Request
Without including any pictures, write out all the entries exactly.

Data items:
+ + + +

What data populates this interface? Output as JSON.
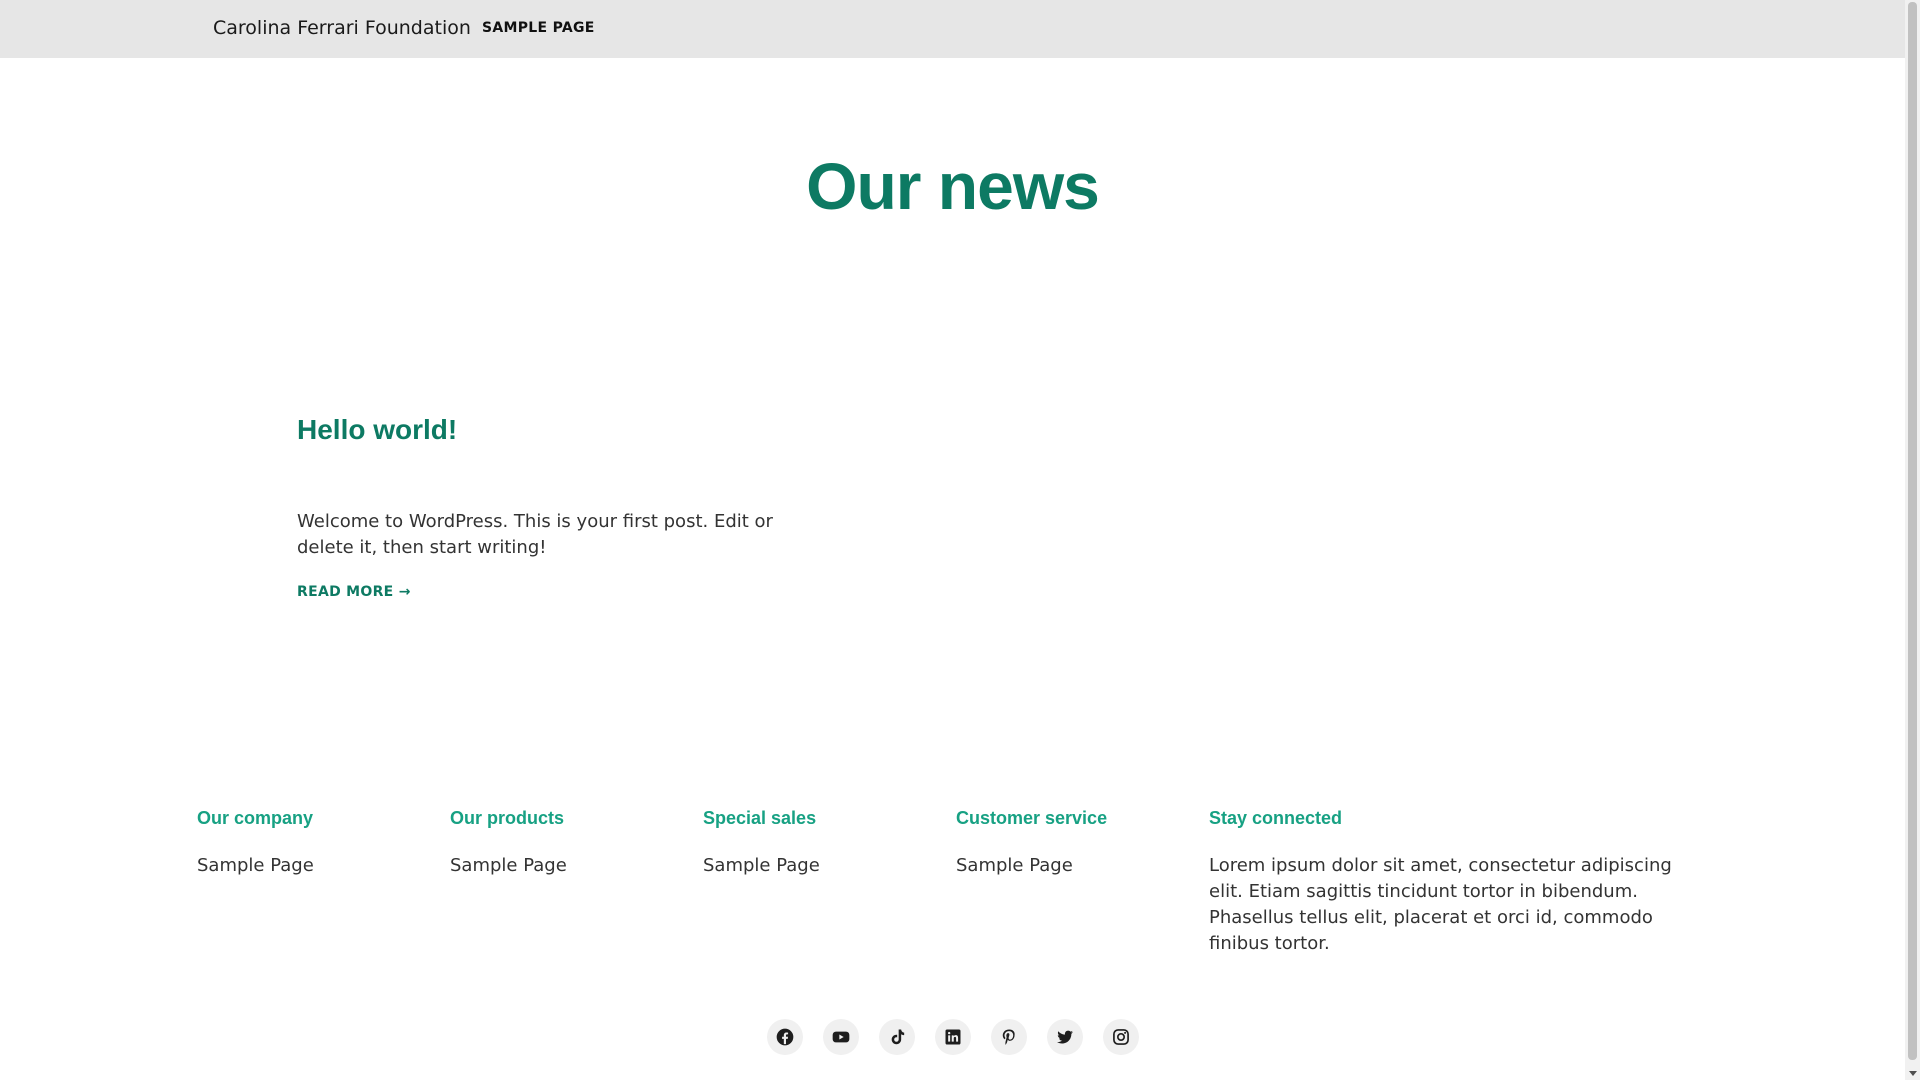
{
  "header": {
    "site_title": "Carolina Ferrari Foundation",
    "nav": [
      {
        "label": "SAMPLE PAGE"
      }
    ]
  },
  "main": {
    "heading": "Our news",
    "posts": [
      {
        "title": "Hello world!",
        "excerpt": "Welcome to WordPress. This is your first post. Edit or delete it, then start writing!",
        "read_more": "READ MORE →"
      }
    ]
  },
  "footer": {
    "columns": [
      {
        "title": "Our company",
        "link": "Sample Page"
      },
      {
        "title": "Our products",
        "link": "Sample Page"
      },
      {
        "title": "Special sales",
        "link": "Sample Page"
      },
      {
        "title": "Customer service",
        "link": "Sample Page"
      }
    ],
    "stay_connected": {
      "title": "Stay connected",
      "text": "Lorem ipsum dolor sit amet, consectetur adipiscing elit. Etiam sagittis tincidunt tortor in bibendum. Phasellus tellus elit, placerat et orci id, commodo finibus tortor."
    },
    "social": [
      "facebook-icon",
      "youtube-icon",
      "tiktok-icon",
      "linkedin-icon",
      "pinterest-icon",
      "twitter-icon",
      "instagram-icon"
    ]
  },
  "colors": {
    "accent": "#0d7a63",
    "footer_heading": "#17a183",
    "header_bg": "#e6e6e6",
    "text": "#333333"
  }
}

+ + + +

Exercise output
What data populates this interface? Output as JSON.
{
  "header": {
    "site_title": "Carolina Ferrari Foundation",
    "nav": [
      {
        "label": "SAMPLE PAGE"
      }
    ]
  },
  "main": {
    "heading": "Our news",
    "posts": [
      {
        "title": "Hello world!",
        "excerpt": "Welcome to WordPress. This is your first post. Edit or delete it, then start writing!",
        "read_more": "READ MORE →"
      }
    ]
  },
  "footer": {
    "columns": [
      {
        "title": "Our company",
        "link": "Sample Page"
      },
      {
        "title": "Our products",
        "link": "Sample Page"
      },
      {
        "title": "Special sales",
        "link": "Sample Page"
      },
      {
        "title": "Customer service",
        "link": "Sample Page"
      }
    ],
    "stay_connected": {
      "title": "Stay connected",
      "text": "Lorem ipsum dolor sit amet, consectetur adipiscing elit. Etiam sagittis tincidunt tortor in bibendum. Phasellus tellus elit, placerat et orci id, commodo finibus tortor."
    },
    "social": [
      "facebook-icon",
      "youtube-icon",
      "tiktok-icon",
      "linkedin-icon",
      "pinterest-icon",
      "twitter-icon",
      "instagram-icon"
    ]
  },
  "colors": {
    "accent": "#0d7a63",
    "footer_heading": "#17a183",
    "header_bg": "#e6e6e6",
    "text": "#333333"
  }
}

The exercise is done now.